Problem details: In the rows between the line holding "author-avatar[interactable] xyxy=(184,129,204,149)" and the line holding "post-title[interactable]: Hello xyxy=(184,186,217,201)", inclusive, substitute "poster-name" for "author-name" wherever it appears. Give back only those lines, with everything else left as it is.

Provided data:

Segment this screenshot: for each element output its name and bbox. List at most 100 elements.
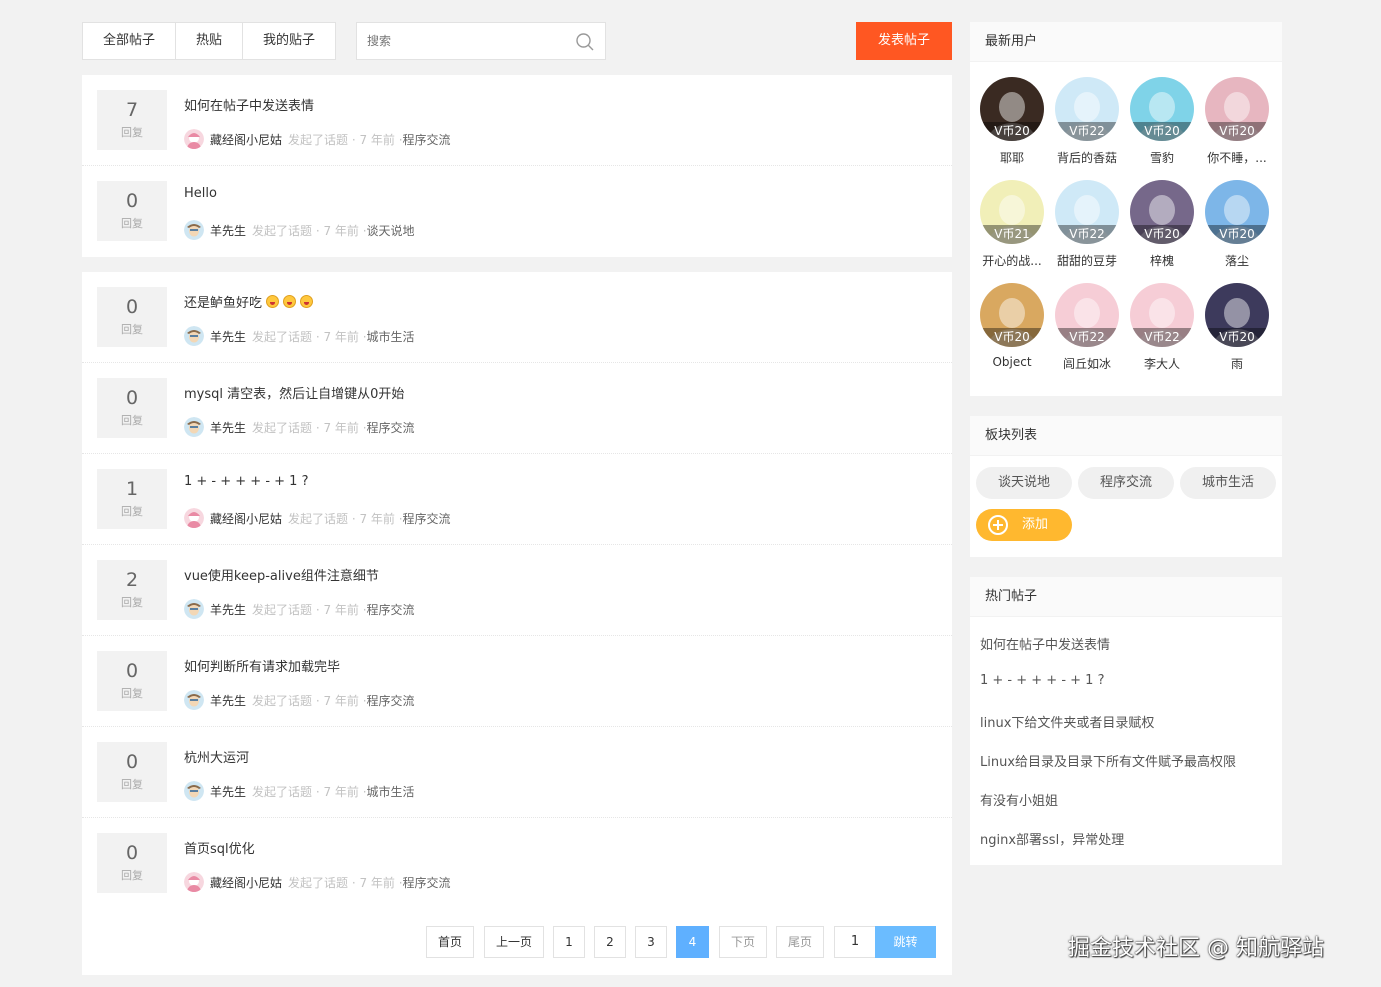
author-avatar[interactable] xyxy=(184,129,204,149)
author-name[interactable]: 羊先生 xyxy=(210,601,246,618)
hot-post-link[interactable]: linux下给文件夹或者目录赋权 xyxy=(980,712,1154,731)
pagination-page-2[interactable]: 2 xyxy=(594,926,626,958)
user-card[interactable]: V币20 耶耶 xyxy=(979,77,1045,166)
post-row[interactable]: 0 回复 还是鲈鱼好吃 羊先生 发起了话题 · 7 年前 · 城市生活 xyxy=(82,272,952,363)
hot-post-link[interactable]: 如何在帖子中发送表情 xyxy=(980,634,1110,653)
author-avatar[interactable] xyxy=(184,417,204,437)
post-category[interactable]: 程序交流 xyxy=(403,131,451,148)
pagination-first[interactable]: 首页 xyxy=(426,926,474,958)
user-name[interactable]: 雨 xyxy=(1204,355,1270,372)
user-avatar[interactable]: V币20 xyxy=(1205,180,1269,244)
user-name[interactable]: 背后的香菇 xyxy=(1054,149,1120,166)
author-name[interactable]: 羊先生 xyxy=(210,419,246,436)
user-avatar[interactable]: V币20 xyxy=(1205,77,1269,141)
post-row[interactable]: 0 回复 Hello 羊先生 发起了话题 · 7 年前 · 谈天说地 xyxy=(82,166,952,257)
post-title[interactable]: Hello xyxy=(184,186,217,201)
user-card[interactable]: V币21 开心的战... xyxy=(979,180,1045,269)
post-row[interactable]: 0 回复 首页sql优化 藏经阁小尼姑 发起了话题 · 7 年前 · 程序交流 xyxy=(82,818,952,909)
user-card[interactable]: V币20 你不睡，... xyxy=(1204,77,1270,166)
search-icon[interactable] xyxy=(575,32,595,52)
post-row[interactable]: 0 回复 如何判断所有请求加载完毕 羊先生 发起了话题 · 7 年前 · 程序交流 xyxy=(82,636,952,727)
user-card[interactable]: V币22 甜甜的豆芽 xyxy=(1054,180,1120,269)
post-category[interactable]: 程序交流 xyxy=(367,601,415,618)
post-category[interactable]: 程序交流 xyxy=(367,419,415,436)
tab-hot-posts[interactable]: 热贴 xyxy=(176,23,244,59)
user-avatar[interactable]: V币20 xyxy=(1205,283,1269,347)
author-avatar[interactable] xyxy=(184,872,204,892)
user-card[interactable]: V币20 雨 xyxy=(1204,283,1270,372)
category-chat[interactable]: 谈天说地 xyxy=(976,467,1072,499)
user-name[interactable]: 你不睡，... xyxy=(1204,149,1270,166)
post-title[interactable]: 1 + - + + + - + 1 ? xyxy=(184,474,308,489)
post-title[interactable]: 如何判断所有请求加载完毕 xyxy=(184,656,340,675)
pagination-next[interactable]: 下页 xyxy=(719,926,767,958)
pagination-page-1[interactable]: 1 xyxy=(553,926,585,958)
user-avatar[interactable]: V币22 xyxy=(1055,180,1119,244)
author-name[interactable]: 藏经阁小尼姑 xyxy=(210,874,282,891)
post-row[interactable]: 0 回复 杭州大运河 羊先生 发起了话题 · 7 年前 · 城市生活 xyxy=(82,727,952,818)
new-post-button[interactable]: 发表帖子 xyxy=(856,22,952,60)
author-name[interactable]: 藏经阁小尼姑 xyxy=(210,510,282,527)
post-row[interactable]: 2 回复 vue使用keep-alive组件注意细节 羊先生 发起了话题 · 7 年前 … xyxy=(82,545,952,636)
hot-post-link[interactable]: 1 + - + + + - + 1 ? xyxy=(980,673,1104,688)
user-name[interactable]: 闾丘如冰 xyxy=(1054,355,1120,372)
user-avatar[interactable]: V币21 xyxy=(980,180,1044,244)
user-name[interactable]: 落尘 xyxy=(1204,252,1270,269)
user-avatar[interactable]: V币22 xyxy=(1130,283,1194,347)
pagination-jump-button[interactable]: 跳转 xyxy=(875,926,936,958)
post-row[interactable]: 1 回复 1 + - + + + - + 1 ? 藏经阁小尼姑 发起了话题 · 7 年前… xyxy=(82,454,952,545)
author-avatar[interactable] xyxy=(184,326,204,346)
pagination-page-4[interactable]: 4 xyxy=(676,926,709,958)
post-row[interactable]: 7 回复 如何在帖子中发送表情 藏经阁小尼姑 发起了话题 · 7 年前 · 程序交流 xyxy=(82,75,952,166)
user-avatar[interactable]: V币20 xyxy=(980,283,1044,347)
user-card[interactable]: V币20 雪豹 xyxy=(1129,77,1195,166)
post-title[interactable]: 还是鲈鱼好吃 xyxy=(184,292,314,311)
user-card[interactable]: V币20 梓槐 xyxy=(1129,180,1195,269)
hot-post-link[interactable]: Linux给目录及目录下所有文件赋予最高权限 xyxy=(980,751,1236,770)
user-card[interactable]: V币22 背后的香菇 xyxy=(1054,77,1120,166)
user-name[interactable]: 耶耶 xyxy=(979,149,1045,166)
user-avatar[interactable]: V币20 xyxy=(1130,180,1194,244)
author-name[interactable]: 羊先生 xyxy=(210,222,246,239)
add-category-button[interactable]: 添加 xyxy=(976,509,1072,541)
pagination-last[interactable]: 尾页 xyxy=(776,926,824,958)
user-avatar[interactable]: V币20 xyxy=(980,77,1044,141)
user-name[interactable]: Object xyxy=(979,355,1045,369)
author-name[interactable]: 羊先生 xyxy=(210,692,246,709)
user-card[interactable]: V币20 Object xyxy=(979,283,1045,369)
pagination-page-3[interactable]: 3 xyxy=(635,926,667,958)
category-programming[interactable]: 程序交流 xyxy=(1078,467,1174,499)
user-card[interactable]: V币22 闾丘如冰 xyxy=(1054,283,1120,372)
post-title[interactable]: mysql 清空表，然后让自增键从0开始 xyxy=(184,383,404,402)
post-title[interactable]: 首页sql优化 xyxy=(184,838,255,857)
user-avatar[interactable]: V币20 xyxy=(1130,77,1194,141)
post-row[interactable]: 0 回复 mysql 清空表，然后让自增键从0开始 羊先生 发起了话题 · 7 年前 ·… xyxy=(82,363,952,454)
author-name[interactable]: 藏经阁小尼姑 xyxy=(210,131,282,148)
user-name[interactable]: 李大人 xyxy=(1129,355,1195,372)
post-category[interactable]: 程序交流 xyxy=(367,692,415,709)
user-card[interactable]: V币20 落尘 xyxy=(1204,180,1270,269)
hot-post-link[interactable]: 有没有小姐姐 xyxy=(980,790,1058,809)
pagination-prev[interactable]: 上一页 xyxy=(484,926,544,958)
tab-all-posts[interactable]: 全部帖子 xyxy=(83,23,177,59)
search-input[interactable] xyxy=(357,23,557,59)
pagination-jump-input[interactable]: 1 xyxy=(834,926,876,958)
post-category[interactable]: 谈天说地 xyxy=(367,222,415,239)
user-name[interactable]: 甜甜的豆芽 xyxy=(1054,252,1120,269)
user-card[interactable]: V币22 李大人 xyxy=(1129,283,1195,372)
author-name[interactable]: 羊先生 xyxy=(210,783,246,800)
user-avatar[interactable]: V币22 xyxy=(1055,77,1119,141)
post-category[interactable]: 城市生活 xyxy=(367,783,415,800)
author-name[interactable]: 羊先生 xyxy=(210,328,246,345)
post-category[interactable]: 城市生活 xyxy=(367,328,415,345)
post-category[interactable]: 程序交流 xyxy=(403,874,451,891)
author-avatar[interactable] xyxy=(184,599,204,619)
post-category[interactable]: 程序交流 xyxy=(403,510,451,527)
post-title[interactable]: 如何在帖子中发送表情 xyxy=(184,95,314,114)
post-title[interactable]: 杭州大运河 xyxy=(184,747,249,766)
author-avatar[interactable] xyxy=(184,220,204,240)
author-avatar[interactable] xyxy=(184,690,204,710)
author-avatar[interactable] xyxy=(184,508,204,528)
author-avatar[interactable] xyxy=(184,781,204,801)
hot-post-link[interactable]: nginx部署ssl，异常处理 xyxy=(980,829,1124,848)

Exercise output:
author-avatar[interactable] xyxy=(184,129,204,149)
poster-name[interactable]: 羊先生 xyxy=(210,601,246,618)
hot-post-link[interactable]: linux下给文件夹或者目录赋权 xyxy=(980,712,1154,731)
pagination-page-2[interactable]: 2 xyxy=(594,926,626,958)
user-card[interactable]: V币20 耶耶 xyxy=(979,77,1045,166)
post-row[interactable]: 0 回复 还是鲈鱼好吃 羊先生 发起了话题 · 7 年前 · 城市生活 xyxy=(82,272,952,363)
hot-post-link[interactable]: 如何在帖子中发送表情 xyxy=(980,634,1110,653)
author-avatar[interactable] xyxy=(184,417,204,437)
post-category[interactable]: 程序交流 xyxy=(403,131,451,148)
pagination-first[interactable]: 首页 xyxy=(426,926,474,958)
user-name[interactable]: 雨 xyxy=(1204,355,1270,372)
user-avatar[interactable]: V币20 xyxy=(1205,180,1269,244)
user-name[interactable]: 背后的香菇 xyxy=(1054,149,1120,166)
poster-name[interactable]: 羊先生 xyxy=(210,419,246,436)
user-avatar[interactable]: V币20 xyxy=(1205,77,1269,141)
post-row[interactable]: 0 回复 Hello 羊先生 发起了话题 · 7 年前 · 谈天说地 xyxy=(82,166,952,257)
post-title[interactable]: Hello xyxy=(184,186,217,201)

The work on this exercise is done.